All records below must be retyped exactly.

++++++

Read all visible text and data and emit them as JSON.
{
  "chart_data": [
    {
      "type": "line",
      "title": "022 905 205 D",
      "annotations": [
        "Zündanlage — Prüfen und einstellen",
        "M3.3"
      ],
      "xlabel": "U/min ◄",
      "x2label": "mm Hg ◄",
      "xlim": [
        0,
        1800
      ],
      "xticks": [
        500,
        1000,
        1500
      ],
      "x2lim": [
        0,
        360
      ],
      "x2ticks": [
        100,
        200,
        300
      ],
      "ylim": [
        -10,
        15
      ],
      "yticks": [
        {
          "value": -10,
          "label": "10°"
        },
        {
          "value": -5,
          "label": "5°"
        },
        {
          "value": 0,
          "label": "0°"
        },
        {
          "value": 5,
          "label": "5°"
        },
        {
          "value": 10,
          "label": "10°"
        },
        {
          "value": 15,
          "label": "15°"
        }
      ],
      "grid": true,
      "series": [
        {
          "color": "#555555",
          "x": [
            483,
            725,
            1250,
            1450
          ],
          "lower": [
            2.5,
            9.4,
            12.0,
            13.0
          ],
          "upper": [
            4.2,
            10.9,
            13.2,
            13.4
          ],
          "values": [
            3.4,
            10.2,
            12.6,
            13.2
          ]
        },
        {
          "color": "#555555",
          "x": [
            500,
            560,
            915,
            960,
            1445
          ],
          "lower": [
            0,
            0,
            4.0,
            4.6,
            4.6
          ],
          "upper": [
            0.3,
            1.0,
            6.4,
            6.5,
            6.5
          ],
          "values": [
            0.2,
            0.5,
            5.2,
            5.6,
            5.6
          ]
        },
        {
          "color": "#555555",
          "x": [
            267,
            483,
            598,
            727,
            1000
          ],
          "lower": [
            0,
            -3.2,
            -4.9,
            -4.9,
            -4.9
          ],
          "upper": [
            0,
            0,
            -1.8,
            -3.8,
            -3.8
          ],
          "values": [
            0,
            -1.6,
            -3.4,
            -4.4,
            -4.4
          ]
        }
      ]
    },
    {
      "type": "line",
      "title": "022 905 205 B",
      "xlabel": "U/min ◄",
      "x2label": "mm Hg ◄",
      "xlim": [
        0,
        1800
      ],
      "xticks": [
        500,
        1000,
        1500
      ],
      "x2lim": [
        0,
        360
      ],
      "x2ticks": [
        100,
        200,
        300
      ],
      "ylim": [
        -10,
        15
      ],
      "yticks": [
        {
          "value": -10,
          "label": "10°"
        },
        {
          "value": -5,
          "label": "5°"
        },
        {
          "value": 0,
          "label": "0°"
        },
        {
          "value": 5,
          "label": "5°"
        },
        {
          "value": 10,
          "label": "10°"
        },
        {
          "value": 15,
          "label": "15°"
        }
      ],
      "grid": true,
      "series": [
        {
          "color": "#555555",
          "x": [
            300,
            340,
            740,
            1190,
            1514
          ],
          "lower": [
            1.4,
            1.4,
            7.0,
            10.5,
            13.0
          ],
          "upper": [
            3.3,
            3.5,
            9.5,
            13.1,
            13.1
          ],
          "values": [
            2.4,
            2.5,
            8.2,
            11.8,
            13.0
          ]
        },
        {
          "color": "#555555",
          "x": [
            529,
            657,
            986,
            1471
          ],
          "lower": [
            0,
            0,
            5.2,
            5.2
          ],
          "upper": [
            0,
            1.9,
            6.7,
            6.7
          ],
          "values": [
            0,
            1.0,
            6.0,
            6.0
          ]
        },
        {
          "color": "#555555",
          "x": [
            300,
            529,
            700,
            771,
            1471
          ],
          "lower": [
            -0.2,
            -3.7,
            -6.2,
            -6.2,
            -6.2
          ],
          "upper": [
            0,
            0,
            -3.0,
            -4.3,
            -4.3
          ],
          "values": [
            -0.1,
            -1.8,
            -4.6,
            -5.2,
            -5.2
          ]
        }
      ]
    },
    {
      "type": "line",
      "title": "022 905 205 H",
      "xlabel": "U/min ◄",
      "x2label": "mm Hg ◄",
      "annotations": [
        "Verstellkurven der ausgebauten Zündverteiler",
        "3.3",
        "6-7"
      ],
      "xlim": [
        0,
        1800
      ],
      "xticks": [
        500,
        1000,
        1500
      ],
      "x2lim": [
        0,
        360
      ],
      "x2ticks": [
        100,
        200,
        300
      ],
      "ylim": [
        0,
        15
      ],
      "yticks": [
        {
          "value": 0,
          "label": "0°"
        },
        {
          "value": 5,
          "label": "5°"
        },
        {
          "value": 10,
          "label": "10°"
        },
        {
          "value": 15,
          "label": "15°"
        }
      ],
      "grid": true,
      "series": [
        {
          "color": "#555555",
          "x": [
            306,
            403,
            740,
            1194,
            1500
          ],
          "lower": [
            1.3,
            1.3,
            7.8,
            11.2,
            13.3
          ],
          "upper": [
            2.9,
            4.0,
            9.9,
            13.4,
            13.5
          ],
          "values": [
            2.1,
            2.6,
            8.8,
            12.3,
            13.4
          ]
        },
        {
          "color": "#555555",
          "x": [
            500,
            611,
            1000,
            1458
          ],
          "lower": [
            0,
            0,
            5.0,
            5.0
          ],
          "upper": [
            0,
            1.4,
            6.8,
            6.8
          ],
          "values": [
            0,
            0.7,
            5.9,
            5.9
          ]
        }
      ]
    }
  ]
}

++++++

### The answer
Read all visible text and data and emit them as JSON.
{
  "chart_data": [
    {
      "type": "line",
      "title": "022 905 205 D",
      "annotations": [
        "Zündanlage — Prüfen und einstellen",
        "M3.3"
      ],
      "xlabel": "U/min ◄",
      "x2label": "mm Hg ◄",
      "xlim": [
        0,
        1800
      ],
      "xticks": [
        500,
        1000,
        1500
      ],
      "x2lim": [
        0,
        360
      ],
      "x2ticks": [
        100,
        200,
        300
      ],
      "ylim": [
        -10,
        15
      ],
      "yticks": [
        {
          "value": -10,
          "label": "10°"
        },
        {
          "value": -5,
          "label": "5°"
        },
        {
          "value": 0,
          "label": "0°"
        },
        {
          "value": 5,
          "label": "5°"
        },
        {
          "value": 10,
          "label": "10°"
        },
        {
          "value": 15,
          "label": "15°"
        }
      ],
      "grid": true,
      "series": [
        {
          "color": "#555555",
          "x": [
            483,
            725,
            1250,
            1450
          ],
          "lower": [
            2.5,
            9.4,
            12.0,
            13.0
          ],
          "upper": [
            4.2,
            10.9,
            13.2,
            13.4
          ],
          "values": [
            3.4,
            10.2,
            12.6,
            13.2
          ]
        },
        {
          "color": "#555555",
          "x": [
            500,
            560,
            915,
            960,
            1445
          ],
          "lower": [
            0,
            0,
            4.0,
            4.6,
            4.6
          ],
          "upper": [
            0.3,
            1.0,
            6.4,
            6.5,
            6.5
          ],
          "values": [
            0.2,
            0.5,
            5.2,
            5.6,
            5.6
          ]
        },
        {
          "color": "#555555",
          "x": [
            267,
            483,
            598,
            727,
            1000
          ],
          "lower": [
            0,
            -3.2,
            -4.9,
            -4.9,
            -4.9
          ],
          "upper": [
            0,
            0,
            -1.8,
            -3.8,
            -3.8
          ],
          "values": [
            0,
            -1.6,
            -3.4,
            -4.4,
            -4.4
          ]
        }
      ]
    },
    {
      "type": "line",
      "title": "022 905 205 B",
      "xlabel": "U/min ◄",
      "x2label": "mm Hg ◄",
      "xlim": [
        0,
        1800
      ],
      "xticks": [
        500,
        1000,
        1500
      ],
      "x2lim": [
        0,
        360
      ],
      "x2ticks": [
        100,
        200,
        300
      ],
      "ylim": [
        -10,
        15
      ],
      "yticks": [
        {
          "value": -10,
          "label": "10°"
        },
        {
          "value": -5,
          "label": "5°"
        },
        {
          "value": 0,
          "label": "0°"
        },
        {
          "value": 5,
          "label": "5°"
        },
        {
          "value": 10,
          "label": "10°"
        },
        {
          "value": 15,
          "label": "15°"
        }
      ],
      "grid": true,
      "series": [
        {
          "color": "#555555",
          "x": [
            300,
            340,
            740,
            1190,
            1514
          ],
          "lower": [
            1.4,
            1.4,
            7.0,
            10.5,
            13.0
          ],
          "upper": [
            3.3,
            3.5,
            9.5,
            13.1,
            13.1
          ],
          "values": [
            2.4,
            2.5,
            8.2,
            11.8,
            13.0
          ]
        },
        {
          "color": "#555555",
          "x": [
            529,
            657,
            986,
            1471
          ],
          "lower": [
            0,
            0,
            5.2,
            5.2
          ],
          "upper": [
            0,
            1.9,
            6.7,
            6.7
          ],
          "values": [
            0,
            1.0,
            6.0,
            6.0
          ]
        },
        {
          "color": "#555555",
          "x": [
            300,
            529,
            700,
            771,
            1471
          ],
          "lower": [
            -0.2,
            -3.7,
            -6.2,
            -6.2,
            -6.2
          ],
          "upper": [
            0,
            0,
            -3.0,
            -4.3,
            -4.3
          ],
          "values": [
            -0.1,
            -1.8,
            -4.6,
            -5.2,
            -5.2
          ]
        }
      ]
    },
    {
      "type": "line",
      "title": "022 905 205 H",
      "xlabel": "U/min ◄",
      "x2label": "mm Hg ◄",
      "annotations": [
        "Verstellkurven der ausgebauten Zündverteiler",
        "3.3",
        "6-7"
      ],
      "xlim": [
        0,
        1800
      ],
      "xticks": [
        500,
        1000,
        1500
      ],
      "x2lim": [
        0,
        360
      ],
      "x2ticks": [
        100,
        200,
        300
      ],
      "ylim": [
        0,
        15
      ],
      "yticks": [
        {
          "value": 0,
          "label": "0°"
        },
        {
          "value": 5,
          "label": "5°"
        },
        {
          "value": 10,
          "label": "10°"
        },
        {
          "value": 15,
          "label": "15°"
        }
      ],
      "grid": true,
      "series": [
        {
          "color": "#555555",
          "x": [
            306,
            403,
            740,
            1194,
            1500
          ],
          "lower": [
            1.3,
            1.3,
            7.8,
            11.2,
            13.3
          ],
          "upper": [
            2.9,
            4.0,
            9.9,
            13.4,
            13.5
          ],
          "values": [
            2.1,
            2.6,
            8.8,
            12.3,
            13.4
          ]
        },
        {
          "color": "#555555",
          "x": [
            500,
            611,
            1000,
            1458
          ],
          "lower": [
            0,
            0,
            5.0,
            5.0
          ],
          "upper": [
            0,
            1.4,
            6.8,
            6.8
          ],
          "values": [
            0,
            0.7,
            5.9,
            5.9
          ]
        }
      ]
    }
  ]
}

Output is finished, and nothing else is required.